[Figure data in JSON]

# # # # #

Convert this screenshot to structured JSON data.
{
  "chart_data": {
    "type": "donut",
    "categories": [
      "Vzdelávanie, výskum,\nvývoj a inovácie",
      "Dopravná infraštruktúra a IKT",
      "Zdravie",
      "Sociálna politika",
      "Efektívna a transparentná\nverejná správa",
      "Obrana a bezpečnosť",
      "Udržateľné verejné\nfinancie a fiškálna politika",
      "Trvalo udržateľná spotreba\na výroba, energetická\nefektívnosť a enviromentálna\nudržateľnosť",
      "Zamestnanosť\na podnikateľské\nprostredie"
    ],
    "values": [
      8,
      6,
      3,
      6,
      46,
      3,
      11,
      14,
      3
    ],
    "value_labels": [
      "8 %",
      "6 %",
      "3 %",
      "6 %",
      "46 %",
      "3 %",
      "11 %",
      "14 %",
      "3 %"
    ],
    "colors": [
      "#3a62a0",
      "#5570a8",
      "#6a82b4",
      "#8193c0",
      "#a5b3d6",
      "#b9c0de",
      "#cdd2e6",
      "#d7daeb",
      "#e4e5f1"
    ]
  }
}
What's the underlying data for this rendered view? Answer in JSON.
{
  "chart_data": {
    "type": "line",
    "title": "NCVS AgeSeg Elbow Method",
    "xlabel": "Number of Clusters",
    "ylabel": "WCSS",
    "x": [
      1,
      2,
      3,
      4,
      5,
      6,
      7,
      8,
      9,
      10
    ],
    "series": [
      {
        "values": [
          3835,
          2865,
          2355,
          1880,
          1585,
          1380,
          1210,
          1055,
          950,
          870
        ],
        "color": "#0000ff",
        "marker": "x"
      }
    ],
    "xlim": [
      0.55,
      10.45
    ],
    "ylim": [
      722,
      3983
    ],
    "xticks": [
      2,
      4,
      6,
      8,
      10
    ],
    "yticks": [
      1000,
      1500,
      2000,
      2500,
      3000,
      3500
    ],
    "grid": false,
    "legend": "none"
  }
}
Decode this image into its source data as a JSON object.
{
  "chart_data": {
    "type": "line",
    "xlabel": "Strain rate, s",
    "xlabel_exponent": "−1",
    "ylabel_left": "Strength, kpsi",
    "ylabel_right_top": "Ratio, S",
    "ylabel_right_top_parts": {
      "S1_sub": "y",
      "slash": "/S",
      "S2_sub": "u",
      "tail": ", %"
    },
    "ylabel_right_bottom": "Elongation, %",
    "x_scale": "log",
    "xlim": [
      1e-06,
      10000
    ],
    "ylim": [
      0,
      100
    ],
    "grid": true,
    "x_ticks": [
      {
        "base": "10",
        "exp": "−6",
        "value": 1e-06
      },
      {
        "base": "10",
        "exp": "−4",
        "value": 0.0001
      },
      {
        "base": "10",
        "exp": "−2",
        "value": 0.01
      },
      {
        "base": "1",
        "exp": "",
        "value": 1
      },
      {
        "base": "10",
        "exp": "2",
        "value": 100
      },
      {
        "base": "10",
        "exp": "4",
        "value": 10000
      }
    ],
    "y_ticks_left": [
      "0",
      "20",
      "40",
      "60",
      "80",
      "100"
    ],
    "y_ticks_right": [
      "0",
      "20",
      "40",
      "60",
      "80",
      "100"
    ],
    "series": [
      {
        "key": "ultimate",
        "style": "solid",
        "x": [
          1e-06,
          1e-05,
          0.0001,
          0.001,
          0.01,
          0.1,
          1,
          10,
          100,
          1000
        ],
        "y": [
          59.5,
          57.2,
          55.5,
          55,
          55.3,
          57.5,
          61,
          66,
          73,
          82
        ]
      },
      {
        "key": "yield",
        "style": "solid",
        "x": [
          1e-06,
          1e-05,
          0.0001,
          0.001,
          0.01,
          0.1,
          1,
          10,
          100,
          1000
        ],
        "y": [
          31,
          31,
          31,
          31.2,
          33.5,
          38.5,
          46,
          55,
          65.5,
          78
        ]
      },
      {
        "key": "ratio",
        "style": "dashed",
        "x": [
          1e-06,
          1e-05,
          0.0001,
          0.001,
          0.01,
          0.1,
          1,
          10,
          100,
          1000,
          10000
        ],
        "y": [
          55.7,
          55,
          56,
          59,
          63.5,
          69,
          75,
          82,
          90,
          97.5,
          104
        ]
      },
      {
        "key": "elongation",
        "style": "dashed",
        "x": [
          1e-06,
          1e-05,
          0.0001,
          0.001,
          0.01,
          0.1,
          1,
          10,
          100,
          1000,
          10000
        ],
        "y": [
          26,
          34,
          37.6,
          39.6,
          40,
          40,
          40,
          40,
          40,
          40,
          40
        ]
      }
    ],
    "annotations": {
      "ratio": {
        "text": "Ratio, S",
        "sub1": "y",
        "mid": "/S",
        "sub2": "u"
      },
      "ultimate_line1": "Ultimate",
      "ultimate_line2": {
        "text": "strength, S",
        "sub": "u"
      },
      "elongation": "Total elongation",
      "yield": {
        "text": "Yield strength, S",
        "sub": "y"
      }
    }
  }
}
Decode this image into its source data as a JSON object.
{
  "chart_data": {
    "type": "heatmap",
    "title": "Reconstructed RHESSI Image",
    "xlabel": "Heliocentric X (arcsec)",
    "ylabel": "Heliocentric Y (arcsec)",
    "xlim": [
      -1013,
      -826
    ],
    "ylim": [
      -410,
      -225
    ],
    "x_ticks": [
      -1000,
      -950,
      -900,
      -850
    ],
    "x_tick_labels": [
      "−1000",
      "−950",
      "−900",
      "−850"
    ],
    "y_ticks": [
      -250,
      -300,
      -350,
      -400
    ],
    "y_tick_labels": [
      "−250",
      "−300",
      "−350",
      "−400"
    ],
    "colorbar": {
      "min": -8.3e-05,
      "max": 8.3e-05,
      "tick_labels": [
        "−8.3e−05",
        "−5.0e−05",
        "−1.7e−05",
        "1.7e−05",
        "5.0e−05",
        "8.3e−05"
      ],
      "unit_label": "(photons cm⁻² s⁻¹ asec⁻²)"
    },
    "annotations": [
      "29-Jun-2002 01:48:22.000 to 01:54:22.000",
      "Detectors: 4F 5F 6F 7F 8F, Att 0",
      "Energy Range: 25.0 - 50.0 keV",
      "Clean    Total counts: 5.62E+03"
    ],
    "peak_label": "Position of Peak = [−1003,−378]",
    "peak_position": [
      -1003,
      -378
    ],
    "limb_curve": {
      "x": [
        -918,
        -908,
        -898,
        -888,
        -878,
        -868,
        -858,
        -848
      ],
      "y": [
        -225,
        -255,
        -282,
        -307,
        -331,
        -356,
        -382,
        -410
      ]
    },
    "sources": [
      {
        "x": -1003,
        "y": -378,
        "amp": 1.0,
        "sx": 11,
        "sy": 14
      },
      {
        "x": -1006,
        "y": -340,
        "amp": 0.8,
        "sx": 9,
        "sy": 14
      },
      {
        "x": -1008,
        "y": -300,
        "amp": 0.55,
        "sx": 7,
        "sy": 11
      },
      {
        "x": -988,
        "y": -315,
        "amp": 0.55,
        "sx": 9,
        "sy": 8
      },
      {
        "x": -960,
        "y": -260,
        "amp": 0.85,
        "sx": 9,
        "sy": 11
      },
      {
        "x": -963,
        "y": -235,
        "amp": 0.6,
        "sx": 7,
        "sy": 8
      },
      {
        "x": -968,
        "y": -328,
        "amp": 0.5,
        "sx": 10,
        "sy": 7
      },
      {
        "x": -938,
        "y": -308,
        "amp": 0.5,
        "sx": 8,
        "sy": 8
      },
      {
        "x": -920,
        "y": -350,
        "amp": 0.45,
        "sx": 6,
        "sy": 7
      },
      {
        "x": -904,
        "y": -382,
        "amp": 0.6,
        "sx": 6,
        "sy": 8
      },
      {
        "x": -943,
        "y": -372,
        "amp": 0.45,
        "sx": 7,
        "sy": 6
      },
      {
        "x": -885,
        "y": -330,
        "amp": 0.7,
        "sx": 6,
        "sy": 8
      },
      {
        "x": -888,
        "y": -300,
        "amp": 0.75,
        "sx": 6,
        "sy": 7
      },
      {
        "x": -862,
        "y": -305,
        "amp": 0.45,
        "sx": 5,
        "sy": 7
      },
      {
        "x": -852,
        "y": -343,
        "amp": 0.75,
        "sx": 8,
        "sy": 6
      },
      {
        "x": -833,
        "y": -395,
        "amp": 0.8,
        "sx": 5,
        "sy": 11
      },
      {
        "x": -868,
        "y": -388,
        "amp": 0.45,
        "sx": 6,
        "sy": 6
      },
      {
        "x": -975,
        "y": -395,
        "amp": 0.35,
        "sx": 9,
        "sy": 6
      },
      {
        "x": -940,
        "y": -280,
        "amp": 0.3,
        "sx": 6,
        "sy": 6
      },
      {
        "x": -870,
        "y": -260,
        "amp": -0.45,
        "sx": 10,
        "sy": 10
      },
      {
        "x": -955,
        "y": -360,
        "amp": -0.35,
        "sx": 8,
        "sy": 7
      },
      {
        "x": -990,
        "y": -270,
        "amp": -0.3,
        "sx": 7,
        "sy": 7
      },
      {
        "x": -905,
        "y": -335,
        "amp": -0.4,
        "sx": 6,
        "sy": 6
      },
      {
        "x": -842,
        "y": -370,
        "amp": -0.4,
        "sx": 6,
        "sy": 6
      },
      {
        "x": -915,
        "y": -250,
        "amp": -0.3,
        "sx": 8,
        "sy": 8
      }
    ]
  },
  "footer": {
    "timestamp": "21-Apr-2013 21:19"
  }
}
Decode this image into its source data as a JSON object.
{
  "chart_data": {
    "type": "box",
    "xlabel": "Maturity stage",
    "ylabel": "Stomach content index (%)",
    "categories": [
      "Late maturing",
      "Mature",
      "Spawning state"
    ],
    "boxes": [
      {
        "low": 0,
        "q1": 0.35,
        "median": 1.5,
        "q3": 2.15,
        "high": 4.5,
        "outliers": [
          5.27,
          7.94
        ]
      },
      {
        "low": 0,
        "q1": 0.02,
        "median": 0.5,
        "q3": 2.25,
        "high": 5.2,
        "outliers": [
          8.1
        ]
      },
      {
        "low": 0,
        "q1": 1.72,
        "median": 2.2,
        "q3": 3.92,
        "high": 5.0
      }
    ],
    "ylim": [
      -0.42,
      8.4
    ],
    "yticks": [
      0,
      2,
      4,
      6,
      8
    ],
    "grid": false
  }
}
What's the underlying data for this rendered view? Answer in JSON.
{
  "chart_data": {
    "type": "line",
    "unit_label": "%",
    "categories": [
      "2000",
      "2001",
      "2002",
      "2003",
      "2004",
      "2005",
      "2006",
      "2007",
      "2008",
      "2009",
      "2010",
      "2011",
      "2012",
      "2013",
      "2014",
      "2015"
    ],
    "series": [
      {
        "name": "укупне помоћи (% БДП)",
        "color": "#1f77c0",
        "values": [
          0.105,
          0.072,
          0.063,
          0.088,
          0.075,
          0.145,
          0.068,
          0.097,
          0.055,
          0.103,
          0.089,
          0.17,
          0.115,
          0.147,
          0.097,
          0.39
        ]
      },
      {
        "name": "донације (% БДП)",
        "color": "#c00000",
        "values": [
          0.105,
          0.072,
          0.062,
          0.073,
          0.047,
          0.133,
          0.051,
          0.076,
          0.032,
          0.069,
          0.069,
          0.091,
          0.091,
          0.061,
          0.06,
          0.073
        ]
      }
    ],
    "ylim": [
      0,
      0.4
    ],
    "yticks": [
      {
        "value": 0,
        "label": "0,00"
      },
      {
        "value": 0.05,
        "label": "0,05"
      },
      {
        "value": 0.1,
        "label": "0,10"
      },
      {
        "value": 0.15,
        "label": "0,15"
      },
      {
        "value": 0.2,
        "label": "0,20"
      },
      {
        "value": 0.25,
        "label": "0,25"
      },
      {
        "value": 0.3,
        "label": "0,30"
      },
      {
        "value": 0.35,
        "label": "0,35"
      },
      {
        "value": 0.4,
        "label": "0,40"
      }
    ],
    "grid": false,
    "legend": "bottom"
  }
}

# # # # #

- [Task statement]: List all lines from the entries that include the word "grid".

- [Full solution]:
    "grid": false,
    "grid": true,
    "grid": false
    "grid": false,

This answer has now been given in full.